[Stored records]
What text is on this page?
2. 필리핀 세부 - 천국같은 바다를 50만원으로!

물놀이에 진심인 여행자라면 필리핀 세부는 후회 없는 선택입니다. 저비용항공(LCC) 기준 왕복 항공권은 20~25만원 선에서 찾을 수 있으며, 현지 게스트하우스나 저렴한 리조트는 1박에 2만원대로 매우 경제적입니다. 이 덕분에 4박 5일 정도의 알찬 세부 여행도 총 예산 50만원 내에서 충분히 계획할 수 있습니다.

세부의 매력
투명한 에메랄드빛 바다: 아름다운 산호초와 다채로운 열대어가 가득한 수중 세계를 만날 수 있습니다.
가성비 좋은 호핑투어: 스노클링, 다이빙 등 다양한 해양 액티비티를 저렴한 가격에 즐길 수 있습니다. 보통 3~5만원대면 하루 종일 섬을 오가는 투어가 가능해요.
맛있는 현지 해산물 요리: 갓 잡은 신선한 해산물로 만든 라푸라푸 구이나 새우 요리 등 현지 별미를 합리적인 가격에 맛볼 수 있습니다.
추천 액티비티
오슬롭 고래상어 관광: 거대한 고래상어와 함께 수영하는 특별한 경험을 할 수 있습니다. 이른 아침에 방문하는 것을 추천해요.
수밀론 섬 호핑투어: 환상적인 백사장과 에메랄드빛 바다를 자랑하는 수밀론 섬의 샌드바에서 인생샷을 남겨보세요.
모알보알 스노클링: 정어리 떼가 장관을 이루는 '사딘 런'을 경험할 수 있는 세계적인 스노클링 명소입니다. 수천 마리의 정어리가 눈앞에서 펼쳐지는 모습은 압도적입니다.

▶ _Stated goal_: Show the lines from the data above that contain the string "스노클링".

▶ _Task solution_:
가성비 좋은 호핑투어: 스노클링, 다이빙 등 다양한 해양 액티비티를 저렴한 가격에 즐길 수 있습니다. 보통 3~5만원대면 하루 종일 섬을 오가는 투어가 가능해요.
모알보알 스노클링: 정어리 떼가 장관을 이루는 '사딘 런'을 경험할 수 있는 세계적인 스노클링 명소입니다. 수천 마리의 정어리가 눈앞에서 펼쳐지는 모습은 압도적입니다.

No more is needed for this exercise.